Supplied text ->
>> begin

I'm wondering about the modular_multiply manual implementation which adds 
quite a few lines of non trivial code. If int128 is available on all/most 
platforms, it could be removed and marked as not supported on these, 
although it would create an issue with non regression tests.
> but I have a few trivial comments on the language:
>
> +    It allows to mix the output of non uniform random functions so that
>
> "It allows the output of non-uniform random functions to be mixed so that"
Fixed.
> +    ensures that a perfect permutation is applied: there are no collisions
> +    nor holes in the output values.
>
> "neither collisions nor holes", or "no collisions or holes"
I choose the first.
> +    The function errors if size is not positive.
>
> "raises an error"
Fixed.
> + * 24 bits mega primes from https://primes.utm.edu/lists/small/millions/
>
> "24 bit mega primes"
Fixed.
> +/* length of n binary representation */
> +static int
> +nbits(uint64 n)
> +{
> +    /* set lower bits to 1 and count them */
> +    return pg_popcount64(compute_mask(n));
> +}
>
> I suppose you could use n == 0 ? 0 : pg_leftmost_one_pos64(n) + 1, and then...

>> end

Written task a -> According to the review thread, which of the two suggested phrasings about collisions and holes did the author choose?

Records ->
>> begin

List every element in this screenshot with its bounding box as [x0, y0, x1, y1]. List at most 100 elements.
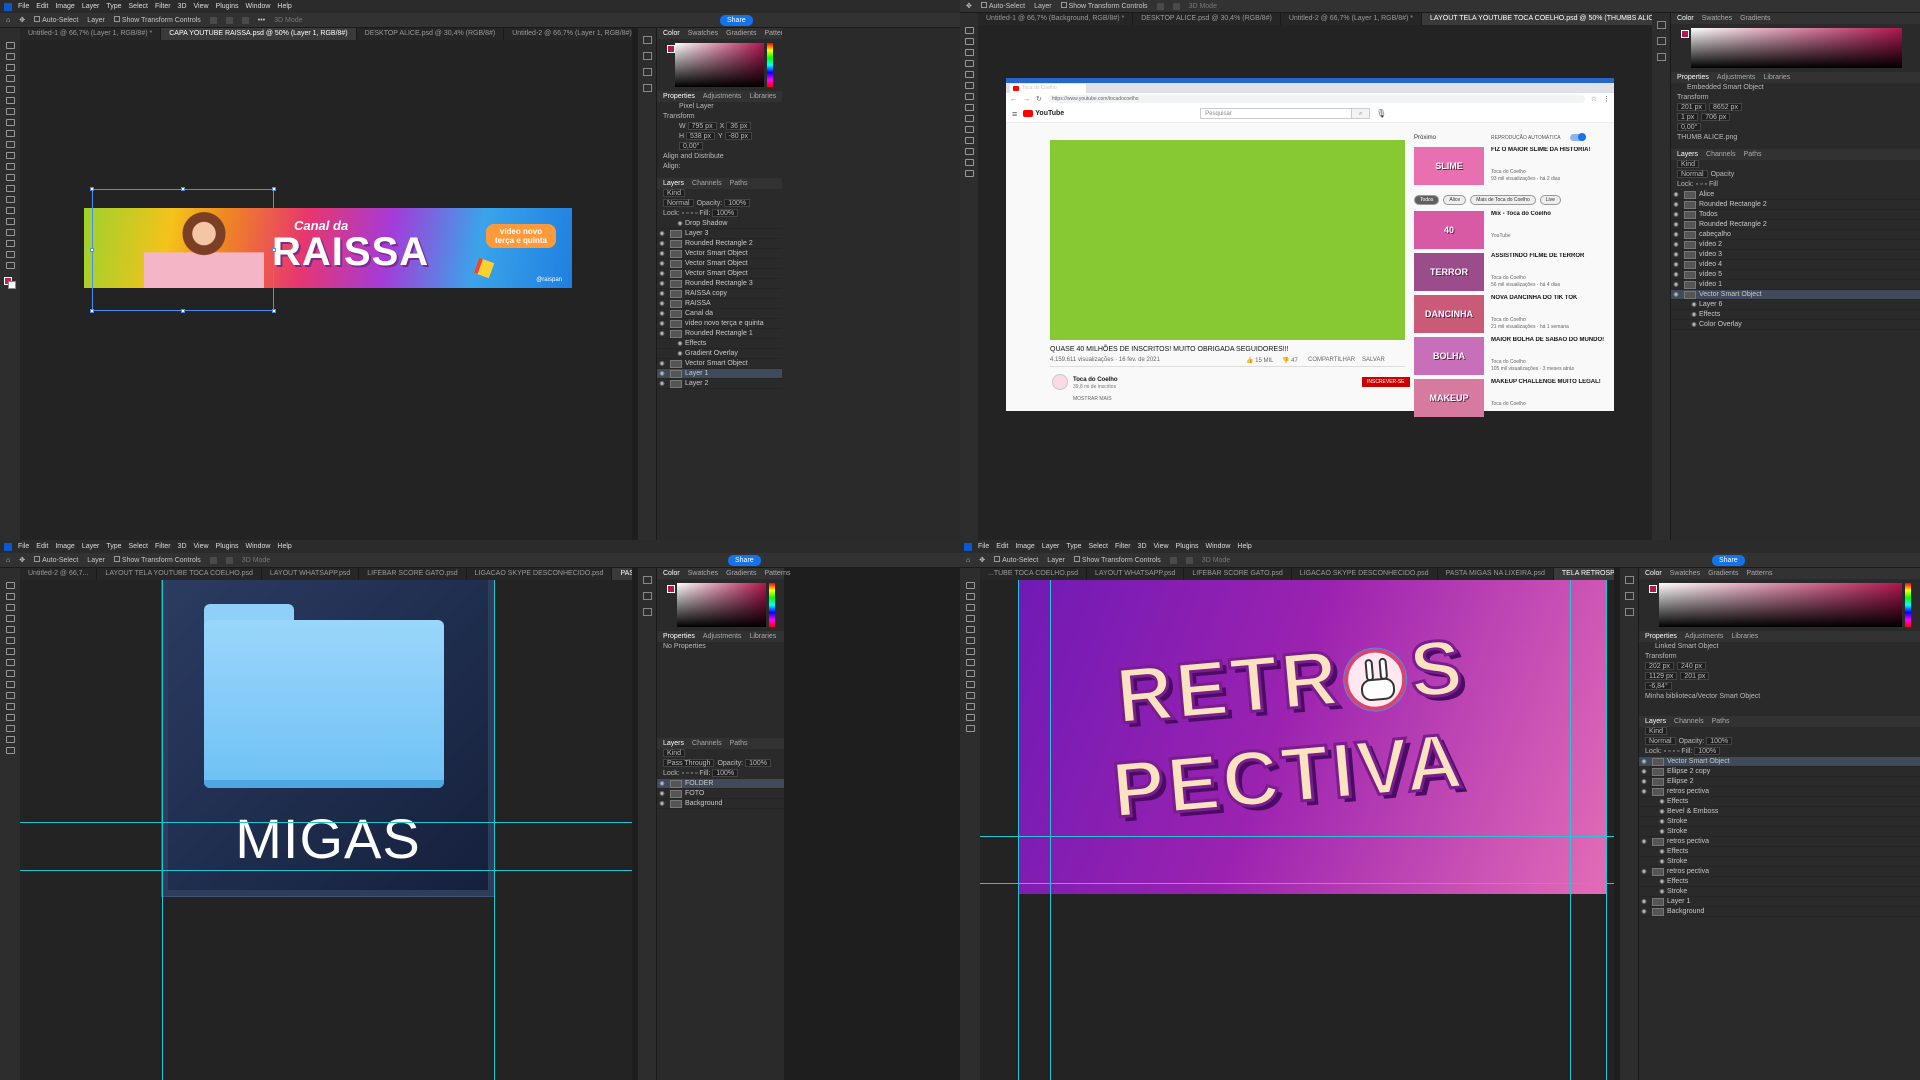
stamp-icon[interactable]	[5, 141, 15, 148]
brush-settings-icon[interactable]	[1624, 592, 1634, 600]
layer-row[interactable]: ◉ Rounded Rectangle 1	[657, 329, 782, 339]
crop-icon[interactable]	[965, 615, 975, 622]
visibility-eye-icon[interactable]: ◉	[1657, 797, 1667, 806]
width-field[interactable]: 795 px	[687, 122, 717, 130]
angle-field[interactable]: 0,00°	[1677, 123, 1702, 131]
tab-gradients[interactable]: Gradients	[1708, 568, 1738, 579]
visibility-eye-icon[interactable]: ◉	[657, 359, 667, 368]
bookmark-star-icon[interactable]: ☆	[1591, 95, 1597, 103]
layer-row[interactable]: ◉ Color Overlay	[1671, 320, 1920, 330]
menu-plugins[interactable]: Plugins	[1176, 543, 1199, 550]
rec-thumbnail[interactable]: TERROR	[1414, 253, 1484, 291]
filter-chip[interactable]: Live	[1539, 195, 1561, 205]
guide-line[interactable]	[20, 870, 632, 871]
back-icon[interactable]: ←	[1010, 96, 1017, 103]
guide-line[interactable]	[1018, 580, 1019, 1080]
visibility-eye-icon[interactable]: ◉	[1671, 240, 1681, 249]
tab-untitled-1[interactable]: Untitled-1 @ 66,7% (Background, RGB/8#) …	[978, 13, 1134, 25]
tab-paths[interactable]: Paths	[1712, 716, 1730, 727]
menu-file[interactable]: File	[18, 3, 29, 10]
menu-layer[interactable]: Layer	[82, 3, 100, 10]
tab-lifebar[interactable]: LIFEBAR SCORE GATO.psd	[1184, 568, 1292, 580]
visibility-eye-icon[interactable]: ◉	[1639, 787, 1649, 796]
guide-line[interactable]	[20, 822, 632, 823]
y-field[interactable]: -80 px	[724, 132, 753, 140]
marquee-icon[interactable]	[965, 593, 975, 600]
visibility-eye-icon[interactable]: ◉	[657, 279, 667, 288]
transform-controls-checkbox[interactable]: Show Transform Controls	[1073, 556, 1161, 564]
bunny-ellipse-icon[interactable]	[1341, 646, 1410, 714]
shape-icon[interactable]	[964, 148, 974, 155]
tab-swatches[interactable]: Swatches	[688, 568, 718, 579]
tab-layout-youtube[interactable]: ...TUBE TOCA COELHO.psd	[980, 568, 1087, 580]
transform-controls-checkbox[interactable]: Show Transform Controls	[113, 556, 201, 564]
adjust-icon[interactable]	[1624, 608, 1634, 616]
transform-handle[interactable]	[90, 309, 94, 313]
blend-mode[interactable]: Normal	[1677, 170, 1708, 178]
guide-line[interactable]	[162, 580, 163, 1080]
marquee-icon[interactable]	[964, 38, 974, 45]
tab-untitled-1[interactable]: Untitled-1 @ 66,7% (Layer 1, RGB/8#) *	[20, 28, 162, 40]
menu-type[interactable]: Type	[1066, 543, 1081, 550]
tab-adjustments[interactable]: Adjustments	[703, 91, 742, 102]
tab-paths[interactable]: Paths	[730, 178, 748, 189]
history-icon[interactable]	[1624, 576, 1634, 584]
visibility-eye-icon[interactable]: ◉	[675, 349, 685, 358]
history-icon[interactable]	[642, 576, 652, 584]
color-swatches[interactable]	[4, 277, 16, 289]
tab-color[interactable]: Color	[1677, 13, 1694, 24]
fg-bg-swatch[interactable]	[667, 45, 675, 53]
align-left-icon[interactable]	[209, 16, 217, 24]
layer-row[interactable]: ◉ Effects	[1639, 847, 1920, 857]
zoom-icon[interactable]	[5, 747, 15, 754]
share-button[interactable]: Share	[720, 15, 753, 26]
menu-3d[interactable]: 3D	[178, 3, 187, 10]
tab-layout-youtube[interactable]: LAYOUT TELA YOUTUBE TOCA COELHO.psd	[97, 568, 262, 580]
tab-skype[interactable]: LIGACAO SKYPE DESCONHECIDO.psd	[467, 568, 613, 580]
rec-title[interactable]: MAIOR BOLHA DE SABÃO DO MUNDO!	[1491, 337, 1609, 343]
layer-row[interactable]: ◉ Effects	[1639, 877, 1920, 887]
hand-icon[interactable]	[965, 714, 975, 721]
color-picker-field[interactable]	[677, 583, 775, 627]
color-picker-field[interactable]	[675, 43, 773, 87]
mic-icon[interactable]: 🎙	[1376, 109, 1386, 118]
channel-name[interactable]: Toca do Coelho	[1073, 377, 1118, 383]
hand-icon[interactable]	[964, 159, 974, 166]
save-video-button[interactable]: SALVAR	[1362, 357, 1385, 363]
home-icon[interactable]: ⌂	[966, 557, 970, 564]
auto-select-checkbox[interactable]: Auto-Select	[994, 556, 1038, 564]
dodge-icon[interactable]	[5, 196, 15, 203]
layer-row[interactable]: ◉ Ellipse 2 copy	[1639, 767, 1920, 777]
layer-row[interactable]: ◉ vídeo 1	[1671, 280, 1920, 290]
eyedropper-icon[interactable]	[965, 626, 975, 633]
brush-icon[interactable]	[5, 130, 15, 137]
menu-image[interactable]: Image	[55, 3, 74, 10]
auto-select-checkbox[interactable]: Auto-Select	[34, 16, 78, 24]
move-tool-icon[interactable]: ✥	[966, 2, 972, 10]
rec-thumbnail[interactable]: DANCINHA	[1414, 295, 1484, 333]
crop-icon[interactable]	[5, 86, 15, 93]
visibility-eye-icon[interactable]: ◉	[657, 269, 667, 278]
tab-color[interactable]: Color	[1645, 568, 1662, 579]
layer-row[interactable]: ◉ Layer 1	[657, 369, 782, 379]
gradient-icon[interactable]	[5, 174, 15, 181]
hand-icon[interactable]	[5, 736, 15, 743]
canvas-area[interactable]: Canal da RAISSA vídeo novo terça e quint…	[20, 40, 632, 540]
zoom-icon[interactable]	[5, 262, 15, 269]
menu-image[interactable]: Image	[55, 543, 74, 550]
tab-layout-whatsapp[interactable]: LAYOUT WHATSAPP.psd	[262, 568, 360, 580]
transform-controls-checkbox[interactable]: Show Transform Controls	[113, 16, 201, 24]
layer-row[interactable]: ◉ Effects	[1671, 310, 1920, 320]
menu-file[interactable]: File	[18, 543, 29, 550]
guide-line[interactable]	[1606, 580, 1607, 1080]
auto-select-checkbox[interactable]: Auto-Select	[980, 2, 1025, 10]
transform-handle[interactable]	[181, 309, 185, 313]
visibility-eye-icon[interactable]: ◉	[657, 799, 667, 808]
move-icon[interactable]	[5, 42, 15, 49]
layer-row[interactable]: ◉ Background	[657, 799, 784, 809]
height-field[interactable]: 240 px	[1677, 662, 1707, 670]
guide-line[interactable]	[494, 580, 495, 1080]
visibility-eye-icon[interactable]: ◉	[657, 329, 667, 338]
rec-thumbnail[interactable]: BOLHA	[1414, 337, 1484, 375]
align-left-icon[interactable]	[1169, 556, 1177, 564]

>> end
>> begin

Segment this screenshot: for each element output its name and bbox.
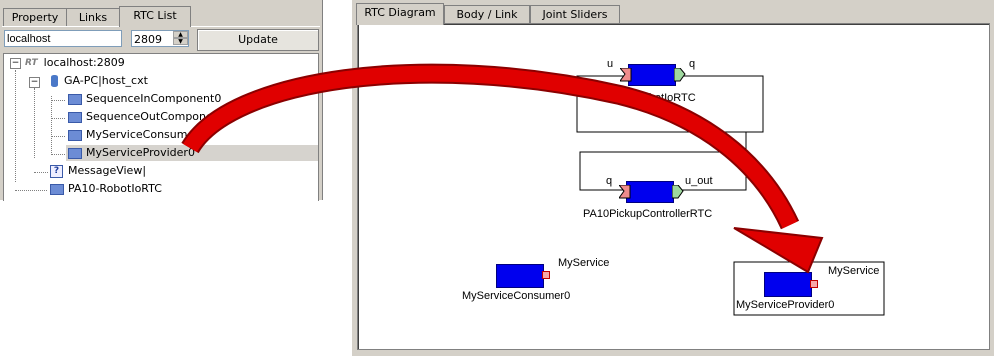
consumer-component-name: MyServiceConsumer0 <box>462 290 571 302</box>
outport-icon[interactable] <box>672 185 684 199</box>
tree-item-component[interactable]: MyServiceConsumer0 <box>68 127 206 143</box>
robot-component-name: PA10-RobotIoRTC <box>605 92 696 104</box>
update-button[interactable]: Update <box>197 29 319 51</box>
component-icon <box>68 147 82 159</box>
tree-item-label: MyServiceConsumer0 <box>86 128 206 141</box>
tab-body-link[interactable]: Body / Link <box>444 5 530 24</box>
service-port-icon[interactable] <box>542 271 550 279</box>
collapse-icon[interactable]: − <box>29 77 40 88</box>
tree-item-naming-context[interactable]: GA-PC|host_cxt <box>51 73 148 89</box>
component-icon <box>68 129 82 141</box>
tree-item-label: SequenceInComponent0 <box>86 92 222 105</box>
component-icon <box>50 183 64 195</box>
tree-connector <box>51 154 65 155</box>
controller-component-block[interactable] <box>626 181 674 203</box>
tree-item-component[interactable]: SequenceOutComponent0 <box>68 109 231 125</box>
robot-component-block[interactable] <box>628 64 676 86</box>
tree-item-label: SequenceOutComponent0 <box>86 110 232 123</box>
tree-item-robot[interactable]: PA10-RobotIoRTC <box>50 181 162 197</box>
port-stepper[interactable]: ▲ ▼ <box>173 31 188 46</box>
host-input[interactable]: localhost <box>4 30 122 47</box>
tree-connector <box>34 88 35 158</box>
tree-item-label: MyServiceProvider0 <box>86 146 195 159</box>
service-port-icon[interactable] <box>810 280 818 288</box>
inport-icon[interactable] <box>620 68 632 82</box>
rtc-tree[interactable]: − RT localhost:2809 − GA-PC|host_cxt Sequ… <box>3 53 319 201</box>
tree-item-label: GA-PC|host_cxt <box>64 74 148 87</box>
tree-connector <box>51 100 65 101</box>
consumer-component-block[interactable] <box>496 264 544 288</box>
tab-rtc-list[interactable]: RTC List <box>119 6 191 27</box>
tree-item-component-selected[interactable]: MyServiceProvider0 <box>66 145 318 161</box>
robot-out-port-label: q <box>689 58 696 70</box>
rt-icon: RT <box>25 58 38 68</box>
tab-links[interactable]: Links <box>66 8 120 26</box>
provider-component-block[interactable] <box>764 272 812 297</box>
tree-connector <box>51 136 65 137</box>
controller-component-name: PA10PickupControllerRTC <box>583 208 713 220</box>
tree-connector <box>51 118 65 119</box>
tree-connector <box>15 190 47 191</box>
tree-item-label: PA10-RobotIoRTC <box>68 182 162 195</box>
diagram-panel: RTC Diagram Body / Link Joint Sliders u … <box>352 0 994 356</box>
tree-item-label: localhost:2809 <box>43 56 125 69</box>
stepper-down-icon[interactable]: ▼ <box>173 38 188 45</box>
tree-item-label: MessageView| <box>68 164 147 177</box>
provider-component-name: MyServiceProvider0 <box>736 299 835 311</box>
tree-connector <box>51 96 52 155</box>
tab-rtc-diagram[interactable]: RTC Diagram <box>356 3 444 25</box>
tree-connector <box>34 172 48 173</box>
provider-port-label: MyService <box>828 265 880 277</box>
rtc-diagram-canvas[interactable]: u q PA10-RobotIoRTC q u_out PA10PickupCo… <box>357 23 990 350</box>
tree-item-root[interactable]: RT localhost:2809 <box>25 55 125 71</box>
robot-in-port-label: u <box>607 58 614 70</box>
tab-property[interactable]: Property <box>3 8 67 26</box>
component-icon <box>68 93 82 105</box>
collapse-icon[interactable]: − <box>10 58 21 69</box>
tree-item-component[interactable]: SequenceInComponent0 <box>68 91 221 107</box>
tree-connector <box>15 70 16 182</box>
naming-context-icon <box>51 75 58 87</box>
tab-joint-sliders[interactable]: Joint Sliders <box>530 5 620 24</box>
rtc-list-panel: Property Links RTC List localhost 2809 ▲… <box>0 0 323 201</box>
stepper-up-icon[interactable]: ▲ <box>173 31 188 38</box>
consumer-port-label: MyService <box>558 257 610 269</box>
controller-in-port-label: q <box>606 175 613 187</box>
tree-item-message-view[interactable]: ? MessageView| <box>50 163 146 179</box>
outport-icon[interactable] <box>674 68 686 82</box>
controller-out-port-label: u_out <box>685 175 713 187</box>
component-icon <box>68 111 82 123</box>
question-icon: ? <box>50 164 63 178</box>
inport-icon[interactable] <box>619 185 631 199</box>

>> end

Written task b -> In the records, replace every "MyServiceConsumer0" with "MyServiceConsumer1" in the lines between the one holding "consumer-component-name: MyServiceConsumer0 <box>462" and the one holding "tab-body-link[interactable]: Body /", inclusive, leaving everything else unchanged. Return only those lines.

Task answer a -> "neither collisions nor holes"

Task answer b ->
consumer-component-name: MyServiceConsumer1 <box>462 290 571 302</box>
outport-icon[interactable] <box>672 185 684 199</box>
tree-item-component[interactable]: MyServiceConsumer1 <box>68 127 206 143</box>
robot-component-name: PA10-RobotIoRTC <box>605 92 696 104</box>
update-button[interactable]: Update <box>197 29 319 51</box>
component-icon <box>68 147 82 159</box>
tree-item-label: MyServiceConsumer1 <box>86 128 206 141</box>
tab-body-link[interactable]: Body / Link <box>444 5 530 24</box>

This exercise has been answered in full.